A run of records:
* * * * * * *
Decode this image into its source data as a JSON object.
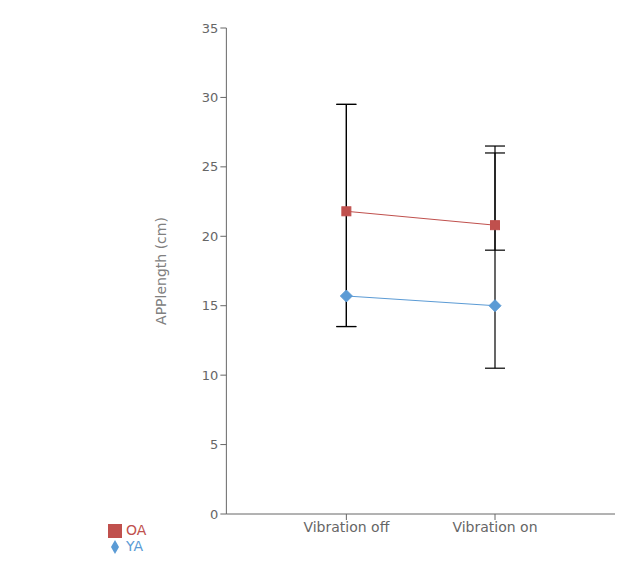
{
  "chart_data": {
    "type": "line",
    "categories": [
      "Vibration off",
      "Vibration on"
    ],
    "series": [
      {
        "name": "YA",
        "color": "#5B9BD5",
        "marker": "diamond",
        "line_style": "solid",
        "values": [
          15.7,
          15.0
        ],
        "yerr_upper": [
          13.8,
          11.5
        ],
        "yerr_lower": [
          2.2,
          4.5
        ]
      },
      {
        "name": "OA",
        "color": "#C0504D",
        "marker": "square",
        "line_style": "solid",
        "values": [
          21.8,
          20.8
        ],
        "yerr_upper": [
          7.7,
          5.2
        ],
        "yerr_lower": [
          8.3,
          1.8
        ]
      }
    ],
    "ylabel": "APPlength (cm)",
    "ylim": [
      0,
      35
    ],
    "yticks": [
      0,
      5,
      10,
      15,
      20,
      25,
      30,
      35
    ],
    "grid": false,
    "legend": "bottom"
  }
}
* * * * * * *
DIRECTIVE: All the records need to be repeated exactly, with the images dropped.

OUTPUT FOR THIS EXERCISE:
Decode this image into its source data as a JSON object.
{
  "chart_data": {
    "type": "line",
    "categories": [
      "Vibration off",
      "Vibration on"
    ],
    "series": [
      {
        "name": "YA",
        "color": "#5B9BD5",
        "marker": "diamond",
        "line_style": "solid",
        "values": [
          15.7,
          15.0
        ],
        "yerr_upper": [
          13.8,
          11.5
        ],
        "yerr_lower": [
          2.2,
          4.5
        ]
      },
      {
        "name": "OA",
        "color": "#C0504D",
        "marker": "square",
        "line_style": "solid",
        "values": [
          21.8,
          20.8
        ],
        "yerr_upper": [
          7.7,
          5.2
        ],
        "yerr_lower": [
          8.3,
          1.8
        ]
      }
    ],
    "ylabel": "APPlength (cm)",
    "ylim": [
      0,
      35
    ],
    "yticks": [
      0,
      5,
      10,
      15,
      20,
      25,
      30,
      35
    ],
    "grid": false,
    "legend": "bottom"
  }
}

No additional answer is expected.